■ What to produce ■
Please give the listing again in its entirety, exactly as written.

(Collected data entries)
·····
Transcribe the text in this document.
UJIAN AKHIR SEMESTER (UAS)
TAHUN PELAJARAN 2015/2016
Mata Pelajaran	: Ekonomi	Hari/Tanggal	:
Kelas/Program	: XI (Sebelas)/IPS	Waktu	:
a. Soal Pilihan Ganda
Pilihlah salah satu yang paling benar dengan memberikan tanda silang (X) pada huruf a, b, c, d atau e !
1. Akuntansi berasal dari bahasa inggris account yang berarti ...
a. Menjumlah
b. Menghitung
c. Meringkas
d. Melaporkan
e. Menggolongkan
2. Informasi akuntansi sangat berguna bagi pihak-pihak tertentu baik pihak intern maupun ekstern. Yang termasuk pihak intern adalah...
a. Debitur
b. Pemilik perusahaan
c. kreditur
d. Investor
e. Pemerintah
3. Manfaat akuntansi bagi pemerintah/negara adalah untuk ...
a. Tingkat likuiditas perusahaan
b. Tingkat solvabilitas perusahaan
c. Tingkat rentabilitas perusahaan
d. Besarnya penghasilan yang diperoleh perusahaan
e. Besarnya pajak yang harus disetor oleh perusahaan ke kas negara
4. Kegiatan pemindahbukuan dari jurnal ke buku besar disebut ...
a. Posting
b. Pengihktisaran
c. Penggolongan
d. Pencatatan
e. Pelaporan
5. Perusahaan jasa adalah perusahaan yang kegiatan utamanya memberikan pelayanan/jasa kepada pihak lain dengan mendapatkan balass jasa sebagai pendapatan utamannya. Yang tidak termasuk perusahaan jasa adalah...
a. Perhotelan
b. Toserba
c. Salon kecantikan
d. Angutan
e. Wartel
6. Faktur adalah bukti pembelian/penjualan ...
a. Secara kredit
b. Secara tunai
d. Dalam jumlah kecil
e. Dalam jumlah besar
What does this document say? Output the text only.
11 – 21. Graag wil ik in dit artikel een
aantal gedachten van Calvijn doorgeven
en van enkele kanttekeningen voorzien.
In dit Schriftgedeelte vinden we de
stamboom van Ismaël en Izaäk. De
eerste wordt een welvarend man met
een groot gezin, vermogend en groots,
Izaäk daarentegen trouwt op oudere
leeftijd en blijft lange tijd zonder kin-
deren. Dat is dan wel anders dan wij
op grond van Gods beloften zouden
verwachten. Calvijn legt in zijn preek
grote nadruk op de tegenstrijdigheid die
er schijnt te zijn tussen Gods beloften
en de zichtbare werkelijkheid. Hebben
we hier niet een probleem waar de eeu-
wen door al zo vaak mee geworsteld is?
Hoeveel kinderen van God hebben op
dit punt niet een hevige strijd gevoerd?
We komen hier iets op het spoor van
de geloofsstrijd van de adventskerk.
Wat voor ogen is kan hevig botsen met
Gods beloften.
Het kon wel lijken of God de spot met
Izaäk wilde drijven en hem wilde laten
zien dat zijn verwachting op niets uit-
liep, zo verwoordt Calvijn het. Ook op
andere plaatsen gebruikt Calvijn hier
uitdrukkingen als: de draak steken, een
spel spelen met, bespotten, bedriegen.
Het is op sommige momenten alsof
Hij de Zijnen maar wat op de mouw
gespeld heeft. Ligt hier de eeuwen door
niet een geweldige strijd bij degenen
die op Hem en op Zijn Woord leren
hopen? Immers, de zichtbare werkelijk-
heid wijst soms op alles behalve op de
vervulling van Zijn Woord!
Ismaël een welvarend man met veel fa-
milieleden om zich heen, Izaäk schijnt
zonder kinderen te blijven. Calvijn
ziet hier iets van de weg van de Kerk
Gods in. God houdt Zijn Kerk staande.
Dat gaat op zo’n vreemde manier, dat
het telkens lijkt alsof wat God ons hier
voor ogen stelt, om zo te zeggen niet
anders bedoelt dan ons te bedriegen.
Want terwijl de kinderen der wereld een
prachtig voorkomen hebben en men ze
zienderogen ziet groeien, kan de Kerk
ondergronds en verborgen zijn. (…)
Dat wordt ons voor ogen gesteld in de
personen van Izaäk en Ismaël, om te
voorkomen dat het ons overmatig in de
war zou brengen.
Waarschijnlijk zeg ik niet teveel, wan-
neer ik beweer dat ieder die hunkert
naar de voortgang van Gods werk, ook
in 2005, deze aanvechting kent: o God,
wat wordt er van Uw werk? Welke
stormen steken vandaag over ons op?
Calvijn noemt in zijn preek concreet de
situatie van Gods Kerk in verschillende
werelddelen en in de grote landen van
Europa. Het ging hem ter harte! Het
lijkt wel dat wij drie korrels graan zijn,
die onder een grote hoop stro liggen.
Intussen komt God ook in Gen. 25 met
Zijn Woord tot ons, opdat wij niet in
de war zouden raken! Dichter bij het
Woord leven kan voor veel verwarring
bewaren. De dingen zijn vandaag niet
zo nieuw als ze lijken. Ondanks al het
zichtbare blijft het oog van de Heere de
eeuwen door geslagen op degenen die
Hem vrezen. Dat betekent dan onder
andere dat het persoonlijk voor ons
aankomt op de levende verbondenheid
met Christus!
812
·····
■ Solution for this problem ■
Transcribe the text in this document.
UJIAN AKHIR SEMESTER (UAS)
TAHUN PELAJARAN 2015/2016
Mata Pelajaran	: Ekonomi	Hari/Tanggal	:
Kelas/Program	: XI (Sebelas)/IPS	Waktu	:
a. Soal Pilihan Ganda
Pilihlah salah satu yang paling benar dengan memberikan tanda silang (X) pada huruf a, b, c, d atau e !
1. Akuntansi berasal dari bahasa inggris account yang berarti ...
a. Menjumlah
b. Menghitung
c. Meringkas
d. Melaporkan
e. Menggolongkan
2. Informasi akuntansi sangat berguna bagi pihak-pihak tertentu baik pihak intern maupun ekstern. Yang termasuk pihak intern adalah...
a. Debitur
b. Pemilik perusahaan
c. kreditur
d. Investor
e. Pemerintah
3. Manfaat akuntansi bagi pemerintah/negara adalah untuk ...
a. Tingkat likuiditas perusahaan
b. Tingkat solvabilitas perusahaan
c. Tingkat rentabilitas perusahaan
d. Besarnya penghasilan yang diperoleh perusahaan
e. Besarnya pajak yang harus disetor oleh perusahaan ke kas negara
4. Kegiatan pemindahbukuan dari jurnal ke buku besar disebut ...
a. Posting
b. Pengihktisaran
c. Penggolongan
d. Pencatatan
e. Pelaporan
5. Perusahaan jasa adalah perusahaan yang kegiatan utamanya memberikan pelayanan/jasa kepada pihak lain dengan mendapatkan balass jasa sebagai pendapatan utamannya. Yang tidak termasuk perusahaan jasa adalah...
a. Perhotelan
b. Toserba
c. Salon kecantikan
d. Angutan
e. Wartel
6. Faktur adalah bukti pembelian/penjualan ...
a. Secara kredit
b. Secara tunai
d. Dalam jumlah kecil
e. Dalam jumlah besar
What does this document say? Output the text only.
11 – 21. Graag wil ik in dit artikel een
aantal gedachten van Calvijn doorgeven
en van enkele kanttekeningen voorzien.
In dit Schriftgedeelte vinden we de
stamboom van Ismaël en Izaäk. De
eerste wordt een welvarend man met
een groot gezin, vermogend en groots,
Izaäk daarentegen trouwt op oudere
leeftijd en blijft lange tijd zonder kin-
deren. Dat is dan wel anders dan wij
op grond van Gods beloften zouden
verwachten. Calvijn legt in zijn preek
grote nadruk op de tegenstrijdigheid die
er schijnt te zijn tussen Gods beloften
en de zichtbare werkelijkheid. Hebben
we hier niet een probleem waar de eeu-
wen door al zo vaak mee geworsteld is?
Hoeveel kinderen van God hebben op
dit punt niet een hevige strijd gevoerd?
We komen hier iets op het spoor van
de geloofsstrijd van de adventskerk.
Wat voor ogen is kan hevig botsen met
Gods beloften.
Het kon wel lijken of God de spot met
Izaäk wilde drijven en hem wilde laten
zien dat zijn verwachting op niets uit-
liep, zo verwoordt Calvijn het. Ook op
andere plaatsen gebruikt Calvijn hier
uitdrukkingen als: de draak steken, een
spel spelen met, bespotten, bedriegen.
Het is op sommige momenten alsof
Hij de Zijnen maar wat op de mouw
gespeld heeft. Ligt hier de eeuwen door
niet een geweldige strijd bij degenen
die op Hem en op Zijn Woord leren
hopen? Immers, de zichtbare werkelijk-
heid wijst soms op alles behalve op de
vervulling van Zijn Woord!
Ismaël een welvarend man met veel fa-
milieleden om zich heen, Izaäk schijnt
zonder kinderen te blijven. Calvijn
ziet hier iets van de weg van de Kerk
Gods in. God houdt Zijn Kerk staande.
Dat gaat op zo’n vreemde manier, dat
het telkens lijkt alsof wat God ons hier
voor ogen stelt, om zo te zeggen niet
anders bedoelt dan ons te bedriegen.
Want terwijl de kinderen der wereld een
prachtig voorkomen hebben en men ze
zienderogen ziet groeien, kan de Kerk
ondergronds en verborgen zijn. (…)
Dat wordt ons voor ogen gesteld in de
personen van Izaäk en Ismaël, om te
voorkomen dat het ons overmatig in de
war zou brengen.
Waarschijnlijk zeg ik niet teveel, wan-
neer ik beweer dat ieder die hunkert
naar de voortgang van Gods werk, ook
in 2005, deze aanvechting kent: o God,
wat wordt er van Uw werk? Welke
stormen steken vandaag over ons op?
Calvijn noemt in zijn preek concreet de
situatie van Gods Kerk in verschillende
werelddelen en in de grote landen van
Europa. Het ging hem ter harte! Het
lijkt wel dat wij drie korrels graan zijn,
die onder een grote hoop stro liggen.
Intussen komt God ook in Gen. 25 met
Zijn Woord tot ons, opdat wij niet in
de war zouden raken! Dichter bij het
Woord leven kan voor veel verwarring
bewaren. De dingen zijn vandaag niet
zo nieuw als ze lijken. Ondanks al het
zichtbare blijft het oog van de Heere de
eeuwen door geslagen op degenen die
Hem vrezen. Dat betekent dan onder
andere dat het persoonlijk voor ons
aankomt op de levende verbondenheid
met Christus!
812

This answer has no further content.